[Figure data in JSON]
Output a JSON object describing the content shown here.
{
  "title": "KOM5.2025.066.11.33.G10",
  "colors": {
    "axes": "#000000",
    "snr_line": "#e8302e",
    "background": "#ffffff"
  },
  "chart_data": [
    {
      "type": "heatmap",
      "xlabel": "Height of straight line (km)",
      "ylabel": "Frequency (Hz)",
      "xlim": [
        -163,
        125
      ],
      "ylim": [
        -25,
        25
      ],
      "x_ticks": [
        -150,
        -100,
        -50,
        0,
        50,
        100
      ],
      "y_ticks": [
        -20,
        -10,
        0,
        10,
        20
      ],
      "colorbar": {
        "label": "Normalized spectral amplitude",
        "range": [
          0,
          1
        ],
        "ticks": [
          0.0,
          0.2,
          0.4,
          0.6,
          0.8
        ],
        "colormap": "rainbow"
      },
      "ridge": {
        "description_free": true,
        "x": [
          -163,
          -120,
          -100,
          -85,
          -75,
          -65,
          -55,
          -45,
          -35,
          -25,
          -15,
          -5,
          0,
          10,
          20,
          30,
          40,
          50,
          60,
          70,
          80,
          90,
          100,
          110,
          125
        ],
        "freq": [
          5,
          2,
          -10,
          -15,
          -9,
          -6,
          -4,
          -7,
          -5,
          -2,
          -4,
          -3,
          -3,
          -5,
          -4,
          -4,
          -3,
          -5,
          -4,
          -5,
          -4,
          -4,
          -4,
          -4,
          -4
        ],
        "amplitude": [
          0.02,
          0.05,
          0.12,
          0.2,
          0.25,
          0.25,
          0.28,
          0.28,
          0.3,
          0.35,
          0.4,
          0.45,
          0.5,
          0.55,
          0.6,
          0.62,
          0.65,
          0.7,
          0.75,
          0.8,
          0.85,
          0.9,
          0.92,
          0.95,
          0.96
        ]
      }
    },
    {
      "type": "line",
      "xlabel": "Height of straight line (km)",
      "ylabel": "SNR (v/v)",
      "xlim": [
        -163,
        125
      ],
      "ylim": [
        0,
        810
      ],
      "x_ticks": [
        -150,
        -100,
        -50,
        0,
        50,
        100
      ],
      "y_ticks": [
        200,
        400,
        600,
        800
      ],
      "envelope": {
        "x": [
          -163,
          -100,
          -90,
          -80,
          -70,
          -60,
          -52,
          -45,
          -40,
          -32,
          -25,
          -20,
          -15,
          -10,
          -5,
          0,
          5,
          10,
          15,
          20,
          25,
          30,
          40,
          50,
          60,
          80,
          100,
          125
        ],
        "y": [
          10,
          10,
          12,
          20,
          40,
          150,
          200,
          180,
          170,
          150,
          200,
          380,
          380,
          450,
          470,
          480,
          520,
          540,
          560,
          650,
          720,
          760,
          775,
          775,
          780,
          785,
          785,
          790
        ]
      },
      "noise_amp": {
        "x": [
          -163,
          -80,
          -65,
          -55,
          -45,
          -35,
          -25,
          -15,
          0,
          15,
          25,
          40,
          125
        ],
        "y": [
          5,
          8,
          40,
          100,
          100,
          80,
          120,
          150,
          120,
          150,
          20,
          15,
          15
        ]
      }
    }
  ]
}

**WHAT THE TASK ASKS**
Restate the records, all of them, precisely as written.

**FINAL RESULT**
Output a JSON object describing the content shown here.
{
  "title": "KOM5.2025.066.11.33.G10",
  "colors": {
    "axes": "#000000",
    "snr_line": "#e8302e",
    "background": "#ffffff"
  },
  "chart_data": [
    {
      "type": "heatmap",
      "xlabel": "Height of straight line (km)",
      "ylabel": "Frequency (Hz)",
      "xlim": [
        -163,
        125
      ],
      "ylim": [
        -25,
        25
      ],
      "x_ticks": [
        -150,
        -100,
        -50,
        0,
        50,
        100
      ],
      "y_ticks": [
        -20,
        -10,
        0,
        10,
        20
      ],
      "colorbar": {
        "label": "Normalized spectral amplitude",
        "range": [
          0,
          1
        ],
        "ticks": [
          0.0,
          0.2,
          0.4,
          0.6,
          0.8
        ],
        "colormap": "rainbow"
      },
      "ridge": {
        "description_free": true,
        "x": [
          -163,
          -120,
          -100,
          -85,
          -75,
          -65,
          -55,
          -45,
          -35,
          -25,
          -15,
          -5,
          0,
          10,
          20,
          30,
          40,
          50,
          60,
          70,
          80,
          90,
          100,
          110,
          125
        ],
        "freq": [
          5,
          2,
          -10,
          -15,
          -9,
          -6,
          -4,
          -7,
          -5,
          -2,
          -4,
          -3,
          -3,
          -5,
          -4,
          -4,
          -3,
          -5,
          -4,
          -5,
          -4,
          -4,
          -4,
          -4,
          -4
        ],
        "amplitude": [
          0.02,
          0.05,
          0.12,
          0.2,
          0.25,
          0.25,
          0.28,
          0.28,
          0.3,
          0.35,
          0.4,
          0.45,
          0.5,
          0.55,
          0.6,
          0.62,
          0.65,
          0.7,
          0.75,
          0.8,
          0.85,
          0.9,
          0.92,
          0.95,
          0.96
        ]
      }
    },
    {
      "type": "line",
      "xlabel": "Height of straight line (km)",
      "ylabel": "SNR (v/v)",
      "xlim": [
        -163,
        125
      ],
      "ylim": [
        0,
        810
      ],
      "x_ticks": [
        -150,
        -100,
        -50,
        0,
        50,
        100
      ],
      "y_ticks": [
        200,
        400,
        600,
        800
      ],
      "envelope": {
        "x": [
          -163,
          -100,
          -90,
          -80,
          -70,
          -60,
          -52,
          -45,
          -40,
          -32,
          -25,
          -20,
          -15,
          -10,
          -5,
          0,
          5,
          10,
          15,
          20,
          25,
          30,
          40,
          50,
          60,
          80,
          100,
          125
        ],
        "y": [
          10,
          10,
          12,
          20,
          40,
          150,
          200,
          180,
          170,
          150,
          200,
          380,
          380,
          450,
          470,
          480,
          520,
          540,
          560,
          650,
          720,
          760,
          775,
          775,
          780,
          785,
          785,
          790
        ]
      },
      "noise_amp": {
        "x": [
          -163,
          -80,
          -65,
          -55,
          -45,
          -35,
          -25,
          -15,
          0,
          15,
          25,
          40,
          125
        ],
        "y": [
          5,
          8,
          40,
          100,
          100,
          80,
          120,
          150,
          120,
          150,
          20,
          15,
          15
        ]
      }
    }
  ]
}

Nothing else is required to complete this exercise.